Copy every line of the data that contains the string "file".

Stored data:

----

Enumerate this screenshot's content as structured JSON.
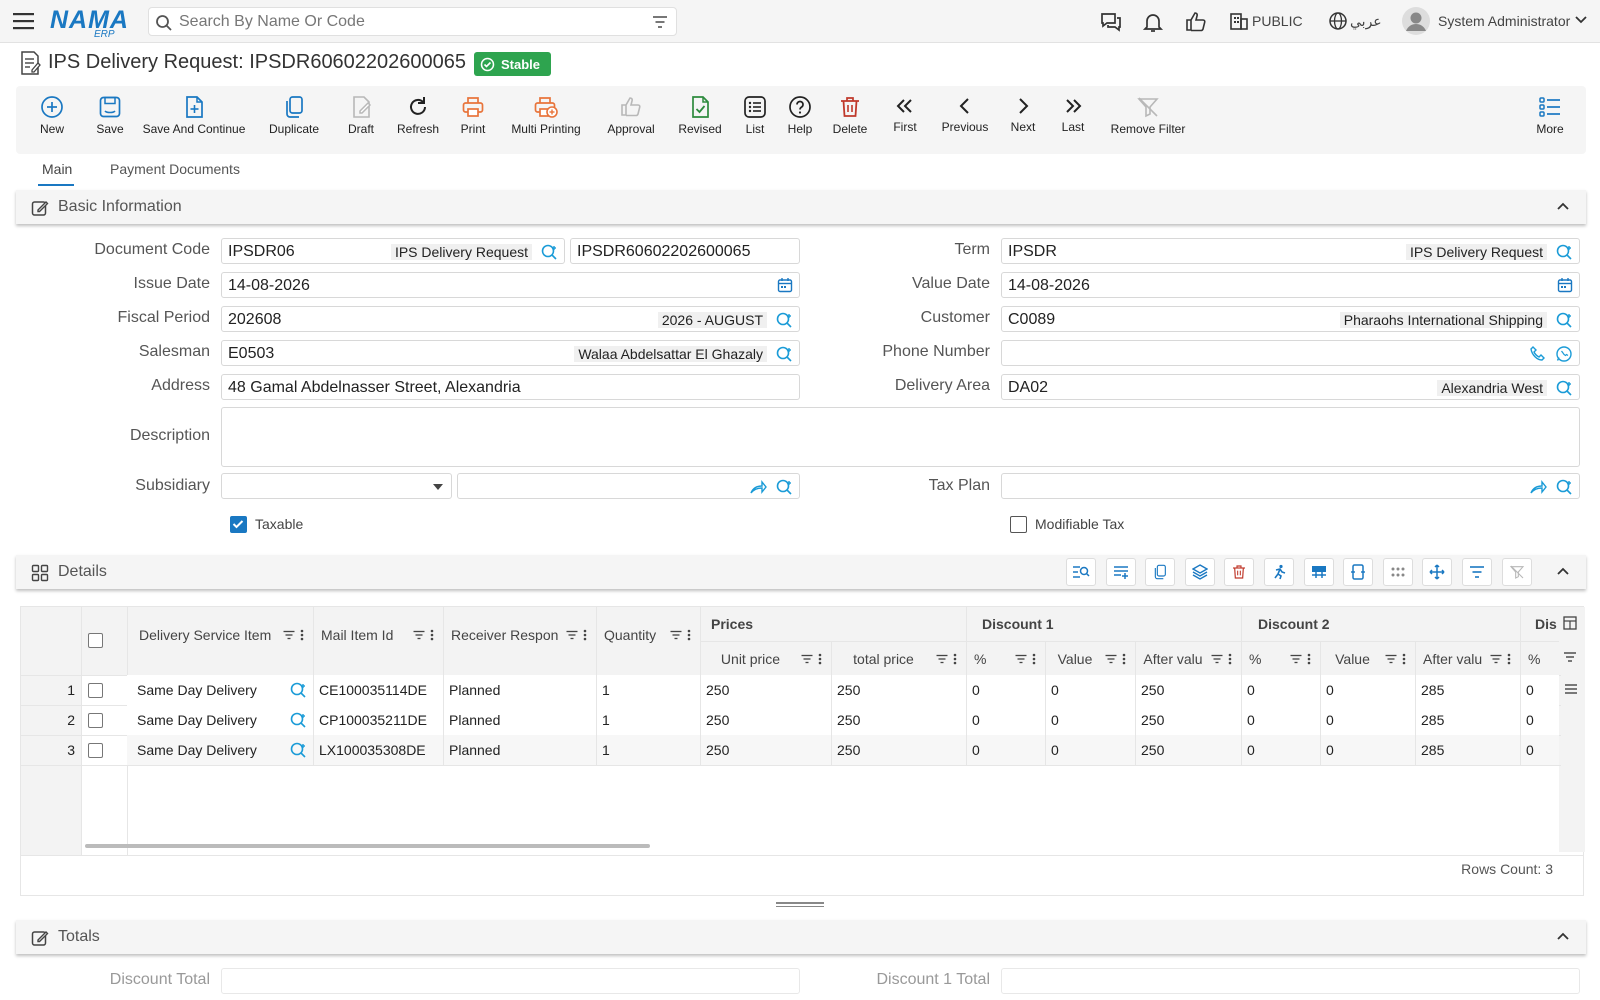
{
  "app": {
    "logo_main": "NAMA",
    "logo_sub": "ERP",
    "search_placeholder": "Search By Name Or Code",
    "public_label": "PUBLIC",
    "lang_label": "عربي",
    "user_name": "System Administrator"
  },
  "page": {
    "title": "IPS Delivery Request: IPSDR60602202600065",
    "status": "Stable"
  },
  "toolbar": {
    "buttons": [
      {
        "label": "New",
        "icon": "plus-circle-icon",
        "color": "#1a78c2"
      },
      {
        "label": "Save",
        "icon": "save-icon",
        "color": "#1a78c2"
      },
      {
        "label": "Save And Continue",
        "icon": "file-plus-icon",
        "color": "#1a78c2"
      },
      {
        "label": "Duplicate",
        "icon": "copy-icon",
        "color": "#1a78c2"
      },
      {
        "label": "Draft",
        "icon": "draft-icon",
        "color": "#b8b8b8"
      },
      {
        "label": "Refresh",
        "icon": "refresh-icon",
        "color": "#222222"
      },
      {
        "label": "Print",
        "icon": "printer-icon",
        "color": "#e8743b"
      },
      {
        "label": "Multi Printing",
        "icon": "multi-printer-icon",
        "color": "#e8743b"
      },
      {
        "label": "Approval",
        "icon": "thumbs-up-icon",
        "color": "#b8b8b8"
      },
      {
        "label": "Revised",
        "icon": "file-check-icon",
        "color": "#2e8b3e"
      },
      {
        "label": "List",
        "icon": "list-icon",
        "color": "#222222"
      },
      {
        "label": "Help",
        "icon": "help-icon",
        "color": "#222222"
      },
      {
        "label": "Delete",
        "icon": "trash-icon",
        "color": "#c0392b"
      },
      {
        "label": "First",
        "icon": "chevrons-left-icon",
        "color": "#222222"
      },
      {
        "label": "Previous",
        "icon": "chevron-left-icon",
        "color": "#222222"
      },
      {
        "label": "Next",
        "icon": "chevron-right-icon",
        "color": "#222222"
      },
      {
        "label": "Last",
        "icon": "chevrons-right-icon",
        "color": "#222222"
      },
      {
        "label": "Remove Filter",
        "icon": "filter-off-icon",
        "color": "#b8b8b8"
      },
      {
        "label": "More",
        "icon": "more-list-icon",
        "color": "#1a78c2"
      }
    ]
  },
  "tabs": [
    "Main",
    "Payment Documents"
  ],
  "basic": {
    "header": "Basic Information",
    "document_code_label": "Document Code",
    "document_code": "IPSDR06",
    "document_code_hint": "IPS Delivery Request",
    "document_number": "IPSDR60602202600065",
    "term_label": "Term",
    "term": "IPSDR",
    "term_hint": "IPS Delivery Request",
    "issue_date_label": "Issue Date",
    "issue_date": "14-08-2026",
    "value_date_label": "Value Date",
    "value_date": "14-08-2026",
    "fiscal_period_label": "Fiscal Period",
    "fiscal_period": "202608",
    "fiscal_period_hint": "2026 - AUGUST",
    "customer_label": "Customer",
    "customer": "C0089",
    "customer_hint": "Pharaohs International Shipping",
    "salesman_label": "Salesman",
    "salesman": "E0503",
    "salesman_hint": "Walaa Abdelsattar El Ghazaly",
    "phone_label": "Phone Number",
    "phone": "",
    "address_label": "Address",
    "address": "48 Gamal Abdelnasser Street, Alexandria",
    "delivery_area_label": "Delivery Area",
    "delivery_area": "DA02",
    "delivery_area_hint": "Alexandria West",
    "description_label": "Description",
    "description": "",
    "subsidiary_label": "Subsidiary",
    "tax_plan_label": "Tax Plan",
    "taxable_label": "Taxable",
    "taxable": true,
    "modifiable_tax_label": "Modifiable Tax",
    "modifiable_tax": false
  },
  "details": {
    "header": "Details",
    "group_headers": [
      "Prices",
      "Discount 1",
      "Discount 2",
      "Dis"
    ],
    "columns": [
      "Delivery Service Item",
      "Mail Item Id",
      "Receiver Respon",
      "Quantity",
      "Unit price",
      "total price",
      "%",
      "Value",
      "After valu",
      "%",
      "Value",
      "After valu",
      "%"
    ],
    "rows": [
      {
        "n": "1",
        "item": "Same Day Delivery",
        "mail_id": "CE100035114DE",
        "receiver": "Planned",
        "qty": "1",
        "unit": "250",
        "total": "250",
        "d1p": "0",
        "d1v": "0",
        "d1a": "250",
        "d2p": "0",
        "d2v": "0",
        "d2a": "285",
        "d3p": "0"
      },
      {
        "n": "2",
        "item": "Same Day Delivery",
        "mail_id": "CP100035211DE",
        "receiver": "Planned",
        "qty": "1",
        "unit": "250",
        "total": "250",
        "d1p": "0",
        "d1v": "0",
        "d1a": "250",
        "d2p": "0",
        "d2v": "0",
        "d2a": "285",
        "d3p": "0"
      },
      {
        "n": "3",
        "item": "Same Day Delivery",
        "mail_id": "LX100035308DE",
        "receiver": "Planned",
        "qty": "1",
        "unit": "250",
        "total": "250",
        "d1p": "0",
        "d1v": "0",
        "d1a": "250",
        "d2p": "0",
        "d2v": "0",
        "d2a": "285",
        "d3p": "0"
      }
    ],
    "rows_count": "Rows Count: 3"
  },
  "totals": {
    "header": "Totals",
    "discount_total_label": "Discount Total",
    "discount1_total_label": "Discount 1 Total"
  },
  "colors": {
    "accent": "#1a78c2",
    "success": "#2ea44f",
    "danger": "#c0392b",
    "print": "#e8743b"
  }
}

----

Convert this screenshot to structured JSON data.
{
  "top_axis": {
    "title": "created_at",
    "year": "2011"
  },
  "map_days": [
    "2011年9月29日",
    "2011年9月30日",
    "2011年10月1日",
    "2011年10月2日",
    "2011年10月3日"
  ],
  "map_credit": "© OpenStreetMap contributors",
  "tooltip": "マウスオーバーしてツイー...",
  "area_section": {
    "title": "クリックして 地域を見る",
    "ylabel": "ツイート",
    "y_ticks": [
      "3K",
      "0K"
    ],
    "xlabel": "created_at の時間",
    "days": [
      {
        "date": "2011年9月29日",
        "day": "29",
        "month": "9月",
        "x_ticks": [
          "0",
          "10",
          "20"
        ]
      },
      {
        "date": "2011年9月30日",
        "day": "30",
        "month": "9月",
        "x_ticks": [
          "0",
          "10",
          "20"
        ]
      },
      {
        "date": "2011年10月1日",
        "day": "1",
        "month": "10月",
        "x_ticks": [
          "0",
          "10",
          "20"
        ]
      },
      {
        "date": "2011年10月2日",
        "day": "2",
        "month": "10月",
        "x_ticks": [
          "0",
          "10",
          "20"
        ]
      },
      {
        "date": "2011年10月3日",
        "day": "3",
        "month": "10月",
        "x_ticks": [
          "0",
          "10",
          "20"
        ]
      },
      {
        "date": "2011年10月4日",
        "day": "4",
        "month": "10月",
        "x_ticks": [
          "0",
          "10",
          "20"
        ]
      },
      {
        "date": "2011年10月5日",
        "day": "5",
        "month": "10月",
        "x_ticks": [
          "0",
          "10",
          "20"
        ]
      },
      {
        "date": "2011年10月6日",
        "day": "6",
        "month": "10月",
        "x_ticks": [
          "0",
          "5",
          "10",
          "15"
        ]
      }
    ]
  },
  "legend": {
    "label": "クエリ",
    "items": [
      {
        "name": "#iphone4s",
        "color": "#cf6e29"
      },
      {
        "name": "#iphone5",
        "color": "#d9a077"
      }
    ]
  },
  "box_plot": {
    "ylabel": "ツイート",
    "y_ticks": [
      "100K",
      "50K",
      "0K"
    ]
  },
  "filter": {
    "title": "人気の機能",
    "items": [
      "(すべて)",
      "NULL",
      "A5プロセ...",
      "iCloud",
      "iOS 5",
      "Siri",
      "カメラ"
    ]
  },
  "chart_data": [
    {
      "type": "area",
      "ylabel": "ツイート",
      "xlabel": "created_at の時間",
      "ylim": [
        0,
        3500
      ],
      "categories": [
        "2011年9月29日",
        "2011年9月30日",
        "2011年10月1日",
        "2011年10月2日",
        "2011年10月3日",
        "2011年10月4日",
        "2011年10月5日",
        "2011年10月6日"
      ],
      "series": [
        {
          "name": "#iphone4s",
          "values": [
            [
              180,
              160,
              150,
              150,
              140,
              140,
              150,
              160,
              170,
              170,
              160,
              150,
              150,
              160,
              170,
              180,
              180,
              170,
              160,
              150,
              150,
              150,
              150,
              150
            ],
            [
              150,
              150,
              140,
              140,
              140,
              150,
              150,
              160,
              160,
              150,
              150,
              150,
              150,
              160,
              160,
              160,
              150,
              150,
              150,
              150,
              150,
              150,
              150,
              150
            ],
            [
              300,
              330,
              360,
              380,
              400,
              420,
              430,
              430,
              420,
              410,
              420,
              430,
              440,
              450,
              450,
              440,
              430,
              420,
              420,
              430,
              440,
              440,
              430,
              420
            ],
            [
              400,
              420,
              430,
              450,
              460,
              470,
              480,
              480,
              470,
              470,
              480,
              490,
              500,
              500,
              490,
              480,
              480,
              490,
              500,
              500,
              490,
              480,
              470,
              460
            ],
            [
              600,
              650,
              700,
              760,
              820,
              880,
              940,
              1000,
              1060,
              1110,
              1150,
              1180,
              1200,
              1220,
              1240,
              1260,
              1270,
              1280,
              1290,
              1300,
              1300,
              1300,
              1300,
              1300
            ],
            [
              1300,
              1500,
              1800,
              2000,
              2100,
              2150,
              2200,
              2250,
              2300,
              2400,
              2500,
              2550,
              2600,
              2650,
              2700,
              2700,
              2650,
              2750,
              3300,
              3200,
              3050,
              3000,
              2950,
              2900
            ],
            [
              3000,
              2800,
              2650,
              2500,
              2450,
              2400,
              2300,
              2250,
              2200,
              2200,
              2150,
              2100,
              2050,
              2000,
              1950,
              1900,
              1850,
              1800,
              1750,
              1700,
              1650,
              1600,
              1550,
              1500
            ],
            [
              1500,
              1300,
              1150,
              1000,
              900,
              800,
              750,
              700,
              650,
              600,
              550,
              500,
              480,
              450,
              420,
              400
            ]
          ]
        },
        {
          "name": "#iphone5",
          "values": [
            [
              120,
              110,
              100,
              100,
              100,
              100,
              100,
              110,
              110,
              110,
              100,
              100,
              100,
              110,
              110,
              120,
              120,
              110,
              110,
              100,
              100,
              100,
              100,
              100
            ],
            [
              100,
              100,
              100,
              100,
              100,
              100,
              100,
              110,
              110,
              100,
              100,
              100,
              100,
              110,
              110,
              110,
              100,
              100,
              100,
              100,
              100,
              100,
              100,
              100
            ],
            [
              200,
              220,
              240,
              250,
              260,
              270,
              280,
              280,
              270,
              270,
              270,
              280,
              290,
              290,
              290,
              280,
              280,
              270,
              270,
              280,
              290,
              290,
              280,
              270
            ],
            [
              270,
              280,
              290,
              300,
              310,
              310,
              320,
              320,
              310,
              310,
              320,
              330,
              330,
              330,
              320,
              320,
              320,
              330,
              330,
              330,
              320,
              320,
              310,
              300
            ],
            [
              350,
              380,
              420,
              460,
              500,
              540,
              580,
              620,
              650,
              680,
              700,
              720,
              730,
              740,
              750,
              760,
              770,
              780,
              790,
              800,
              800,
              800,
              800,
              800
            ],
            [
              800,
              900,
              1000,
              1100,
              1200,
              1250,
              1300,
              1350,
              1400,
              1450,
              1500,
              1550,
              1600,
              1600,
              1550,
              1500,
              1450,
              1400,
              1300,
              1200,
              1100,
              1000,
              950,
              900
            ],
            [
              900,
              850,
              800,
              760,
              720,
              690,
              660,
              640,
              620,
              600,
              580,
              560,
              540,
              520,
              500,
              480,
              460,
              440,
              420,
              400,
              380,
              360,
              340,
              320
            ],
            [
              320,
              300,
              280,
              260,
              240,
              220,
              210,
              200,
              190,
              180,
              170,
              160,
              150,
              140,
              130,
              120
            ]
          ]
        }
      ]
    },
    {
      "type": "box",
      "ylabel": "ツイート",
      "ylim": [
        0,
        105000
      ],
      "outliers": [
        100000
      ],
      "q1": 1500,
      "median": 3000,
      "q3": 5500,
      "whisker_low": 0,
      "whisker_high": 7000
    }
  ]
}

----

- [The result]:
        "icon": "file-plus-icon",
        "icon": "file-check-icon",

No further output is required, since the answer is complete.